## Task objective
Without altering anything, output the material below.

------ Input for this task

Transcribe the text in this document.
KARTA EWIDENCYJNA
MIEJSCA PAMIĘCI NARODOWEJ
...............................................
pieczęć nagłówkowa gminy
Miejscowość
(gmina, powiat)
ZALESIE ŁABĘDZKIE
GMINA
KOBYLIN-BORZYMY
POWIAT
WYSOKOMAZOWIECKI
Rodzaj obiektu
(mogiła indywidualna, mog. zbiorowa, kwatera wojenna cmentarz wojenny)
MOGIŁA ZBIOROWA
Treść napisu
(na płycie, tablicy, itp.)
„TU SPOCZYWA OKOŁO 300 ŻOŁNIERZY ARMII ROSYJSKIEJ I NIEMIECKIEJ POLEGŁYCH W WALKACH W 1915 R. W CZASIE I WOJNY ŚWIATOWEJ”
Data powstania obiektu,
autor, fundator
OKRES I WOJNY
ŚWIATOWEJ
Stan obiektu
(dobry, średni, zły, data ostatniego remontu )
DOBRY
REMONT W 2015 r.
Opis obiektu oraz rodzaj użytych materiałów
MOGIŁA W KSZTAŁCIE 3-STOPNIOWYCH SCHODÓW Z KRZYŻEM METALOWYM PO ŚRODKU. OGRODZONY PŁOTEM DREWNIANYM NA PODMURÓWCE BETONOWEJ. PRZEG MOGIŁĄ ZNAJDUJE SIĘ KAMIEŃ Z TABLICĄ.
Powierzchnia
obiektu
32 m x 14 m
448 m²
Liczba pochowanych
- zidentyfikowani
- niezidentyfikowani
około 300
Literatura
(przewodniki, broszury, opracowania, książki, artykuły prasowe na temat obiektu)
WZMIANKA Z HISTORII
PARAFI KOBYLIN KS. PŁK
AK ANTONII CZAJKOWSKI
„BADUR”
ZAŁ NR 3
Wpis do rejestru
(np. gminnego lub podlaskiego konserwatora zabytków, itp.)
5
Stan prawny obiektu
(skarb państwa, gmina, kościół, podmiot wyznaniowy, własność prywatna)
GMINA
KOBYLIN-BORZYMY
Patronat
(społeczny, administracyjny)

------------

## Solution to this task
Transcribe the text in this document.
KARTA EWIDENCYJNA
MIEJSCA PAMIĘCI NARODOWEJ
...............................................
pieczęć nagłówkowa gminy
Miejscowość
(gmina, powiat)
ZALESIE ŁABĘDZKIE
GMINA
KOBYLIN-BORZYMY
POWIAT
WYSOKOMAZOWIECKI
Rodzaj obiektu
(mogiła indywidualna, mog. zbiorowa, kwatera wojenna cmentarz wojenny)
MOGIŁA ZBIOROWA
Treść napisu
(na płycie, tablicy, itp.)
„TU SPOCZYWA OKOŁO 300 ŻOŁNIERZY ARMII ROSYJSKIEJ I NIEMIECKIEJ POLEGŁYCH W WALKACH W 1915 R. W CZASIE I WOJNY ŚWIATOWEJ”
Data powstania obiektu,
autor, fundator
OKRES I WOJNY
ŚWIATOWEJ
Stan obiektu
(dobry, średni, zły, data ostatniego remontu )
DOBRY
REMONT W 2015 r.
Opis obiektu oraz rodzaj użytych materiałów
MOGIŁA W KSZTAŁCIE 3-STOPNIOWYCH SCHODÓW Z KRZYŻEM METALOWYM PO ŚRODKU. OGRODZONY PŁOTEM DREWNIANYM NA PODMURÓWCE BETONOWEJ. PRZEG MOGIŁĄ ZNAJDUJE SIĘ KAMIEŃ Z TABLICĄ.
Powierzchnia
obiektu
32 m x 14 m
448 m²
Liczba pochowanych
- zidentyfikowani
- niezidentyfikowani
około 300
Literatura
(przewodniki, broszury, opracowania, książki, artykuły prasowe na temat obiektu)
WZMIANKA Z HISTORII
PARAFI KOBYLIN KS. PŁK
AK ANTONII CZAJKOWSKI
„BADUR”
ZAŁ NR 3
Wpis do rejestru
(np. gminnego lub podlaskiego konserwatora zabytków, itp.)
5
Stan prawny obiektu
(skarb państwa, gmina, kościół, podmiot wyznaniowy, własność prywatna)
GMINA
KOBYLIN-BORZYMY
Patronat
(społeczny, administracyjny)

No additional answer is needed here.